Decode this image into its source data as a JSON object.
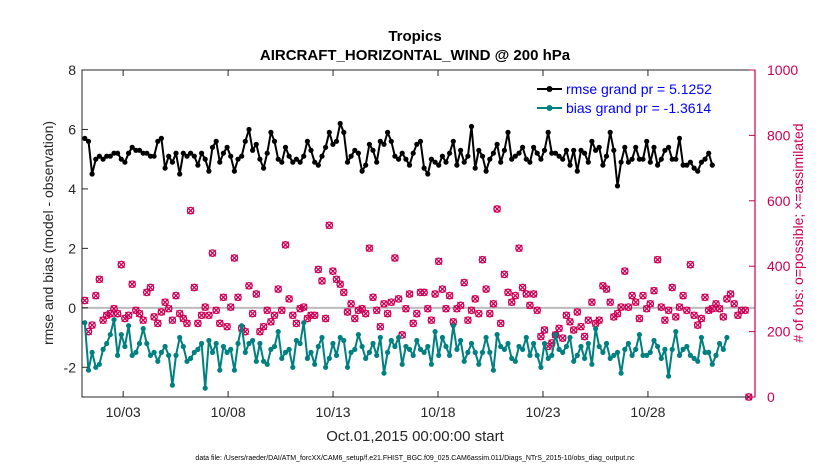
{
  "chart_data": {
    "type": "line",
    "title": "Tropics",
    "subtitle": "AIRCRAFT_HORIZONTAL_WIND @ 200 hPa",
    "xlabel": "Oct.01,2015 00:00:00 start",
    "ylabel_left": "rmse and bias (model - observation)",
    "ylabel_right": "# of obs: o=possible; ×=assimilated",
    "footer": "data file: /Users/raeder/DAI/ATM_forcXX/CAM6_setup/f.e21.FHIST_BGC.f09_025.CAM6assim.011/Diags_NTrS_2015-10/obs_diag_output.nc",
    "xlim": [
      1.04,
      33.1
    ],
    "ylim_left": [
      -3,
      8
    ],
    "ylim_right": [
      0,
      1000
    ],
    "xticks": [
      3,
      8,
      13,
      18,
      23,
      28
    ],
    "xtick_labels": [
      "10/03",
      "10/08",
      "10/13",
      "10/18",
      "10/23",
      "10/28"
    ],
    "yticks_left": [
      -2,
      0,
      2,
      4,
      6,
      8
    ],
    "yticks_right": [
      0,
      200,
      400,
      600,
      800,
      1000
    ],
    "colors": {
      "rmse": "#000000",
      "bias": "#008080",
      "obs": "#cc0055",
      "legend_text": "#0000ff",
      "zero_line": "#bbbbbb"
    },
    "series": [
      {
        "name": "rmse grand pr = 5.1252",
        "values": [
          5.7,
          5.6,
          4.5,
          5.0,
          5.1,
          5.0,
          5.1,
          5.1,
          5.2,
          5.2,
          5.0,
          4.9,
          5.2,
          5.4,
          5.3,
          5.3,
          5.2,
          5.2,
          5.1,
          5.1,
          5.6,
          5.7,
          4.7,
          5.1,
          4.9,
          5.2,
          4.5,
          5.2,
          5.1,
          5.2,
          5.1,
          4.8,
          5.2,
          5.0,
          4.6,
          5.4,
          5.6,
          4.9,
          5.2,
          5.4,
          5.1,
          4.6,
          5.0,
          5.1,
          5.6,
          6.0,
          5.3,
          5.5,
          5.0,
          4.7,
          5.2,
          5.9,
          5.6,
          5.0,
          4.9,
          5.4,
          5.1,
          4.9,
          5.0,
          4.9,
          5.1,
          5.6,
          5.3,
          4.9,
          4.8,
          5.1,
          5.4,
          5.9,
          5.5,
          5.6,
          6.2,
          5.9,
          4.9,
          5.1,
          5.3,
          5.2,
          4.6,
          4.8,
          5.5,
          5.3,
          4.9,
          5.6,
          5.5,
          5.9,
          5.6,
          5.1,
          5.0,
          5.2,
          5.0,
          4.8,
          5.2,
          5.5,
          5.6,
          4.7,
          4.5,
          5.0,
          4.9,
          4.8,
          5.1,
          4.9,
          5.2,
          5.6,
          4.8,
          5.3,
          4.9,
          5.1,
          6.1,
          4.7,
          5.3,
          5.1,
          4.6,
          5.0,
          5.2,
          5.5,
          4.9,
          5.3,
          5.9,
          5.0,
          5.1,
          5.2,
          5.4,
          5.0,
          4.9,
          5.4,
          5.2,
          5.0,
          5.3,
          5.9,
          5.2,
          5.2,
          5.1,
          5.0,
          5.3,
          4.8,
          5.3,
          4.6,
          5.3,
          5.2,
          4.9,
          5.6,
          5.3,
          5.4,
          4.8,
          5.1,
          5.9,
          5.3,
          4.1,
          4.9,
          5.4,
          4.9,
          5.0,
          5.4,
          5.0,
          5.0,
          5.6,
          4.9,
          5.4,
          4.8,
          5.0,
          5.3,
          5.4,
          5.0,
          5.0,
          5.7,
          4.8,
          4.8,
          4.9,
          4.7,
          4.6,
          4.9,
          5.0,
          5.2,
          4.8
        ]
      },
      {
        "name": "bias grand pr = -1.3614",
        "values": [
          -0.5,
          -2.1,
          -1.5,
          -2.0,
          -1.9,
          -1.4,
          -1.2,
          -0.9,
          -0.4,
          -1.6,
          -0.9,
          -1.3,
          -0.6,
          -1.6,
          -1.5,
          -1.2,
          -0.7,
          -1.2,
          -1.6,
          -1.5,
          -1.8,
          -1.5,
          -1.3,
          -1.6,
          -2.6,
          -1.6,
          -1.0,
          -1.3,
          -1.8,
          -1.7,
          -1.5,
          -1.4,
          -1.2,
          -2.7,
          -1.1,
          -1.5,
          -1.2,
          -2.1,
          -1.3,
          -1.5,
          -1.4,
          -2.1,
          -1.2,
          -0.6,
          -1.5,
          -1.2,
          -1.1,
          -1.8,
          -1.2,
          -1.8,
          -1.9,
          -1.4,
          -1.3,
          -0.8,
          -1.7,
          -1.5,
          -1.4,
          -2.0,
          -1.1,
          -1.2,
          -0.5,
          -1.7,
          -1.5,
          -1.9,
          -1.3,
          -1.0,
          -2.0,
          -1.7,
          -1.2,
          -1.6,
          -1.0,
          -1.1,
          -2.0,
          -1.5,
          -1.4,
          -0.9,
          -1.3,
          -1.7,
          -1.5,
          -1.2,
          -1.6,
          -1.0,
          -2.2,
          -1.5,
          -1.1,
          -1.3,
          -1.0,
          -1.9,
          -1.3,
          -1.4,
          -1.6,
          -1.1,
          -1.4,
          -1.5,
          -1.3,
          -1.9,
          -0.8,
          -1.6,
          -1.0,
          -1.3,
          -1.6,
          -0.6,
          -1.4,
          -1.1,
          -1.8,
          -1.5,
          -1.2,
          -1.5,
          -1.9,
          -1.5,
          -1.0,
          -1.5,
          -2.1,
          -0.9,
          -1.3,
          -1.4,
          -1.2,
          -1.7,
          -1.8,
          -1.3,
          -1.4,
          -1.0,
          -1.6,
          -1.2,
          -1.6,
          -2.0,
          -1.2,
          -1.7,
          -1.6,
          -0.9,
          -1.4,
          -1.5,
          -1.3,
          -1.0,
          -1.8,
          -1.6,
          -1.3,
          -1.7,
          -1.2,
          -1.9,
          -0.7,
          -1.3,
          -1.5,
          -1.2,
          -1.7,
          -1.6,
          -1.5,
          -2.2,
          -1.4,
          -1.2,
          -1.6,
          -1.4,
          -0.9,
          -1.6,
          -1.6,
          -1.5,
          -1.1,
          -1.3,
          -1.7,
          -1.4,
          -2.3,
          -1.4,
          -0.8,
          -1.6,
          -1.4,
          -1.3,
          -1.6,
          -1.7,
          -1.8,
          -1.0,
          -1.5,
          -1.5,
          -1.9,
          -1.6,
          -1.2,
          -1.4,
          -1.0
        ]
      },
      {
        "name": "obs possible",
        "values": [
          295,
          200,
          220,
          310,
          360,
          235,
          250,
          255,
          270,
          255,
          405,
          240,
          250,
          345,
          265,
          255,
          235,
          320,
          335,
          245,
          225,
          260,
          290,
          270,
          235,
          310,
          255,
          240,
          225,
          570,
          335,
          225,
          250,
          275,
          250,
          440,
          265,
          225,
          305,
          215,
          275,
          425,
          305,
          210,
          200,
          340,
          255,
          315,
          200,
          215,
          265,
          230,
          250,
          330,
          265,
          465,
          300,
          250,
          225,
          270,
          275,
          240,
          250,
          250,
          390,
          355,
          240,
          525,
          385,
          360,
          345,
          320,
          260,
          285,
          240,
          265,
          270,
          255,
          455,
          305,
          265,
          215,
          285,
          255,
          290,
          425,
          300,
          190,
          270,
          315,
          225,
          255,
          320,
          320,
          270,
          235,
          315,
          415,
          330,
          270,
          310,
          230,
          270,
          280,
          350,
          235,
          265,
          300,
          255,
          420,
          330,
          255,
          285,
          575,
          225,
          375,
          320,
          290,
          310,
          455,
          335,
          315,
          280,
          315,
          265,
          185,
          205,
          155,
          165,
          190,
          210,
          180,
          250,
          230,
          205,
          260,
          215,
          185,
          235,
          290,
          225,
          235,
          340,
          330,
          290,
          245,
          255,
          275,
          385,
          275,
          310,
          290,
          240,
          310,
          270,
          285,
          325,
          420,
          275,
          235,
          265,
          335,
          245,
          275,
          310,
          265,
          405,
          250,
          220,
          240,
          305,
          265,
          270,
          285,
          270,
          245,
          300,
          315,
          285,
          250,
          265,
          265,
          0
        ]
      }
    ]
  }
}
************
| Exercise description |
Select all lines with the word "bias" from the entries above.

| Solution for this problem |
    "ylabel_left": "rmse and bias (model - observation)",
      "bias": "#008080",
        "name": "bias grand pr = -1.3614",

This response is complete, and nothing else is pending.